-------- Records to process --------

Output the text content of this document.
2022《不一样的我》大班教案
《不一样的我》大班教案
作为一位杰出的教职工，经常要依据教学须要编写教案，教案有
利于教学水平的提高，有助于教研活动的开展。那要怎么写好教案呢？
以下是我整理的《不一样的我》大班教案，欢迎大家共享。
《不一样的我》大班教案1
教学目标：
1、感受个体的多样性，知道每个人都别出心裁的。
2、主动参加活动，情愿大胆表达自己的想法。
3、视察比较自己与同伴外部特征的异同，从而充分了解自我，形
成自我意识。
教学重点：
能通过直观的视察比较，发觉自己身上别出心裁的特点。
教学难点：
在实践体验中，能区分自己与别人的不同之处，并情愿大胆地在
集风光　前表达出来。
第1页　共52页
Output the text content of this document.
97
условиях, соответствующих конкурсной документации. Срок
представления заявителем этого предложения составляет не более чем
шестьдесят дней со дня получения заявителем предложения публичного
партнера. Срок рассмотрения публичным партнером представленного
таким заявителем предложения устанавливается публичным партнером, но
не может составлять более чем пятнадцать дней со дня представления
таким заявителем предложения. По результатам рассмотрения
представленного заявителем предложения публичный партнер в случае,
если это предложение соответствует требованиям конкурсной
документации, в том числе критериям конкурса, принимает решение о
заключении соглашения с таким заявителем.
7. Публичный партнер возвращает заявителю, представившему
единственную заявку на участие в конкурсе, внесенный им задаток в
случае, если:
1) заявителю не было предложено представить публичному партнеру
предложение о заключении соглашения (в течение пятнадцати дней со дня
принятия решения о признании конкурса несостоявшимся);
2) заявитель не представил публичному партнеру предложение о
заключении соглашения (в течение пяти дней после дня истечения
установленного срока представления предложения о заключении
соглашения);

--------

__Set problem__:
Return the whole listing exactly, with every line included.

__Correct response__:
Output the text content of this document.
2022《不一样的我》大班教案
《不一样的我》大班教案
作为一位杰出的教职工，经常要依据教学须要编写教案，教案有
利于教学水平的提高，有助于教研活动的开展。那要怎么写好教案呢？
以下是我整理的《不一样的我》大班教案，欢迎大家共享。
《不一样的我》大班教案1
教学目标：
1、感受个体的多样性，知道每个人都别出心裁的。
2、主动参加活动，情愿大胆表达自己的想法。
3、视察比较自己与同伴外部特征的异同，从而充分了解自我，形
成自我意识。
教学重点：
能通过直观的视察比较，发觉自己身上别出心裁的特点。
教学难点：
在实践体验中，能区分自己与别人的不同之处，并情愿大胆地在
集风光　前表达出来。
第1页　共52页
Output the text content of this document.
97
условиях, соответствующих конкурсной документации. Срок
представления заявителем этого предложения составляет не более чем
шестьдесят дней со дня получения заявителем предложения публичного
партнера. Срок рассмотрения публичным партнером представленного
таким заявителем предложения устанавливается публичным партнером, но
не может составлять более чем пятнадцать дней со дня представления
таким заявителем предложения. По результатам рассмотрения
представленного заявителем предложения публичный партнер в случае,
если это предложение соответствует требованиям конкурсной
документации, в том числе критериям конкурса, принимает решение о
заключении соглашения с таким заявителем.
7. Публичный партнер возвращает заявителю, представившему
единственную заявку на участие в конкурсе, внесенный им задаток в
случае, если:
1) заявителю не было предложено представить публичному партнеру
предложение о заключении соглашения (в течение пятнадцати дней со дня
принятия решения о признании конкурса несостоявшимся);
2) заявитель не представил публичному партнеру предложение о
заключении соглашения (в течение пяти дней после дня истечения
установленного срока представления предложения о заключении
соглашения);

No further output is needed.